> Stored items:
= = =
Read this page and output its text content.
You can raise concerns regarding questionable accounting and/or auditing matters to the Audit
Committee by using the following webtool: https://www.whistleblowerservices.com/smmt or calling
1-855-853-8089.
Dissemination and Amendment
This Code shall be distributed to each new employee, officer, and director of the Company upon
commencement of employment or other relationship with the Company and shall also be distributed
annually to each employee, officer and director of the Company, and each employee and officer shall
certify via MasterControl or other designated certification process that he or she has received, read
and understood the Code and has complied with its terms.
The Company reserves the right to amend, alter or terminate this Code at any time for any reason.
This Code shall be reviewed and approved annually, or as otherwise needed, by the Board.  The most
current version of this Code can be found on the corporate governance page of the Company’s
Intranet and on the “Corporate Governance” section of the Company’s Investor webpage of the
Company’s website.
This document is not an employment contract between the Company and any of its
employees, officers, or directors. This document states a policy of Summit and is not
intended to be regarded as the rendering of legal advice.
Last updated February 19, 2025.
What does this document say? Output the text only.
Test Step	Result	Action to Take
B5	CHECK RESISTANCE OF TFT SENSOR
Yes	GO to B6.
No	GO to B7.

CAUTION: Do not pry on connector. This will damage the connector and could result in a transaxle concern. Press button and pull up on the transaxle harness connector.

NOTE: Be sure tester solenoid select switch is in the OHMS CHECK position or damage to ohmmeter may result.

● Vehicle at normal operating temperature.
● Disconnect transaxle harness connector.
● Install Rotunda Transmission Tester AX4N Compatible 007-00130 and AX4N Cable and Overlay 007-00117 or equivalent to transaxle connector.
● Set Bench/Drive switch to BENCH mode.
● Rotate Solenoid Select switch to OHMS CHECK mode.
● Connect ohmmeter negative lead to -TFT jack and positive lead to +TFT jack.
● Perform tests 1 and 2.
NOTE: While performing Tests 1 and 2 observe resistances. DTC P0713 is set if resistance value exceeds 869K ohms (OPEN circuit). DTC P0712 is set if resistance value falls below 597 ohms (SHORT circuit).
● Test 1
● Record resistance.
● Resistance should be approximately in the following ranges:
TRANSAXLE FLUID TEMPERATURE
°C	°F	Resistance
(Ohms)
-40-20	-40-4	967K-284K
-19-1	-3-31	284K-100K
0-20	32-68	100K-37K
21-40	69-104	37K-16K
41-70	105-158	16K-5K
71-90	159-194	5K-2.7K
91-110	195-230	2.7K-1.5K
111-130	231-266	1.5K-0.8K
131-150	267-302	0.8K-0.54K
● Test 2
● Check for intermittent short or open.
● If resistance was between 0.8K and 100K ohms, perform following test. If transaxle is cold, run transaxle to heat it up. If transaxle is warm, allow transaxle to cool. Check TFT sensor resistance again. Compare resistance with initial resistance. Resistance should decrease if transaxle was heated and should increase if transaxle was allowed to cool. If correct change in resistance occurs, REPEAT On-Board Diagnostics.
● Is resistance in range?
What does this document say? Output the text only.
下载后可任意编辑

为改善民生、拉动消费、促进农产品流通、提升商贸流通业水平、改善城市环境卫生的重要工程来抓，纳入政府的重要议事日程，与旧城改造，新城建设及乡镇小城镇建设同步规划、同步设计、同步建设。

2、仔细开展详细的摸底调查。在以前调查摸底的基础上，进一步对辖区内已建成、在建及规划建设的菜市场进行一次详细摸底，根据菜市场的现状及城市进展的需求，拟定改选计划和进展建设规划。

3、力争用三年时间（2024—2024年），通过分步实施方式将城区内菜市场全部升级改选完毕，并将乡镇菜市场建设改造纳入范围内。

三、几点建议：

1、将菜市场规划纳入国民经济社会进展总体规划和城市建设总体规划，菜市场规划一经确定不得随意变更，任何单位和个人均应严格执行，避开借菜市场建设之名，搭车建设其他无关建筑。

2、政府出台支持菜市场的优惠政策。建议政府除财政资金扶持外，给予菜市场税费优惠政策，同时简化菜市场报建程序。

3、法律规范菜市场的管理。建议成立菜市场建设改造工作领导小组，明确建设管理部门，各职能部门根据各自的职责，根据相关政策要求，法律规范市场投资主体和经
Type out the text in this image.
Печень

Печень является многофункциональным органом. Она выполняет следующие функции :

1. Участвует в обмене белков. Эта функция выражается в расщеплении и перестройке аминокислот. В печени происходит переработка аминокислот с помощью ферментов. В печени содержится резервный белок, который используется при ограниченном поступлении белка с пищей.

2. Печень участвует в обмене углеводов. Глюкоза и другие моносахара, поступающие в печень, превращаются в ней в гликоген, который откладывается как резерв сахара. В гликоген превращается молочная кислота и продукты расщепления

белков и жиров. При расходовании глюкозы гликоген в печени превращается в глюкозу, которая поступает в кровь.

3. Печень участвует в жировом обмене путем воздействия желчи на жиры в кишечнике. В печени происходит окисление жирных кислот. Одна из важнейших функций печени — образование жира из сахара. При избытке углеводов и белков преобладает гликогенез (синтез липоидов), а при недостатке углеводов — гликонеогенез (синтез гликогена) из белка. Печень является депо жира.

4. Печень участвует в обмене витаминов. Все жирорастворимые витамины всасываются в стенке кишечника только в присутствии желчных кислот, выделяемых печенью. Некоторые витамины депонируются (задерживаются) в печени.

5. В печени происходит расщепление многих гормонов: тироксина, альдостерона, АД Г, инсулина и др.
= = =
> Objective: Every entry must be retyped in full, exactly as given.

> Task response:
Read this page and output its text content.
You can raise concerns regarding questionable accounting and/or auditing matters to the Audit
Committee by using the following webtool: https://www.whistleblowerservices.com/smmt or calling
1-855-853-8089.
Dissemination and Amendment
This Code shall be distributed to each new employee, officer, and director of the Company upon
commencement of employment or other relationship with the Company and shall also be distributed
annually to each employee, officer and director of the Company, and each employee and officer shall
certify via MasterControl or other designated certification process that he or she has received, read
and understood the Code and has complied with its terms.
The Company reserves the right to amend, alter or terminate this Code at any time for any reason.
This Code shall be reviewed and approved annually, or as otherwise needed, by the Board.  The most
current version of this Code can be found on the corporate governance page of the Company’s
Intranet and on the “Corporate Governance” section of the Company’s Investor webpage of the
Company’s website.
This document is not an employment contract between the Company and any of its
employees, officers, or directors. This document states a policy of Summit and is not
intended to be regarded as the rendering of legal advice.
Last updated February 19, 2025.
What does this document say? Output the text only.
Test Step	Result	Action to Take
B5	CHECK RESISTANCE OF TFT SENSOR
Yes	GO to B6.
No	GO to B7.

CAUTION: Do not pry on connector. This will damage the connector and could result in a transaxle concern. Press button and pull up on the transaxle harness connector.

NOTE: Be sure tester solenoid select switch is in the OHMS CHECK position or damage to ohmmeter may result.

● Vehicle at normal operating temperature.
● Disconnect transaxle harness connector.
● Install Rotunda Transmission Tester AX4N Compatible 007-00130 and AX4N Cable and Overlay 007-00117 or equivalent to transaxle connector.
● Set Bench/Drive switch to BENCH mode.
● Rotate Solenoid Select switch to OHMS CHECK mode.
● Connect ohmmeter negative lead to -TFT jack and positive lead to +TFT jack.
● Perform tests 1 and 2.
NOTE: While performing Tests 1 and 2 observe resistances. DTC P0713 is set if resistance value exceeds 869K ohms (OPEN circuit). DTC P0712 is set if resistance value falls below 597 ohms (SHORT circuit).
● Test 1
● Record resistance.
● Resistance should be approximately in the following ranges:
TRANSAXLE FLUID TEMPERATURE
°C	°F	Resistance
(Ohms)
-40-20	-40-4	967K-284K
-19-1	-3-31	284K-100K
0-20	32-68	100K-37K
21-40	69-104	37K-16K
41-70	105-158	16K-5K
71-90	159-194	5K-2.7K
91-110	195-230	2.7K-1.5K
111-130	231-266	1.5K-0.8K
131-150	267-302	0.8K-0.54K
● Test 2
● Check for intermittent short or open.
● If resistance was between 0.8K and 100K ohms, perform following test. If transaxle is cold, run transaxle to heat it up. If transaxle is warm, allow transaxle to cool. Check TFT sensor resistance again. Compare resistance with initial resistance. Resistance should decrease if transaxle was heated and should increase if transaxle was allowed to cool. If correct change in resistance occurs, REPEAT On-Board Diagnostics.
● Is resistance in range?
What does this document say? Output the text only.
下载后可任意编辑

为改善民生、拉动消费、促进农产品流通、提升商贸流通业水平、改善城市环境卫生的重要工程来抓，纳入政府的重要议事日程，与旧城改造，新城建设及乡镇小城镇建设同步规划、同步设计、同步建设。

2、仔细开展详细的摸底调查。在以前调查摸底的基础上，进一步对辖区内已建成、在建及规划建设的菜市场进行一次详细摸底，根据菜市场的现状及城市进展的需求，拟定改选计划和进展建设规划。

3、力争用三年时间（2024—2024年），通过分步实施方式将城区内菜市场全部升级改选完毕，并将乡镇菜市场建设改造纳入范围内。

三、几点建议：

1、将菜市场规划纳入国民经济社会进展总体规划和城市建设总体规划，菜市场规划一经确定不得随意变更，任何单位和个人均应严格执行，避开借菜市场建设之名，搭车建设其他无关建筑。

2、政府出台支持菜市场的优惠政策。建议政府除财政资金扶持外，给予菜市场税费优惠政策，同时简化菜市场报建程序。

3、法律规范菜市场的管理。建议成立菜市场建设改造工作领导小组，明确建设管理部门，各职能部门根据各自的职责，根据相关政策要求，法律规范市场投资主体和经
Type out the text in this image.
Печень

Печень является многофункциональным органом. Она выполняет следующие функции :

1. Участвует в обмене белков. Эта функция выражается в расщеплении и перестройке аминокислот. В печени происходит переработка аминокислот с помощью ферментов. В печени содержится резервный белок, который используется при ограниченном поступлении белка с пищей.

2. Печень участвует в обмене углеводов. Глюкоза и другие моносахара, поступающие в печень, превращаются в ней в гликоген, который откладывается как резерв сахара. В гликоген превращается молочная кислота и продукты расщепления

белков и жиров. При расходовании глюкозы гликоген в печени превращается в глюкозу, которая поступает в кровь.

3. Печень участвует в жировом обмене путем воздействия желчи на жиры в кишечнике. В печени происходит окисление жирных кислот. Одна из важнейших функций печени — образование жира из сахара. При избытке углеводов и белков преобладает гликогенез (синтез липоидов), а при недостатке углеводов — гликонеогенез (синтез гликогена) из белка. Печень является депо жира.

4. Печень участвует в обмене витаминов. Все жирорастворимые витамины всасываются в стенке кишечника только в присутствии желчных кислот, выделяемых печенью. Некоторые витамины депонируются (задерживаются) в печени.

5. В печени происходит расщепление многих гормонов: тироксина, альдостерона, АД Г, инсулина и др.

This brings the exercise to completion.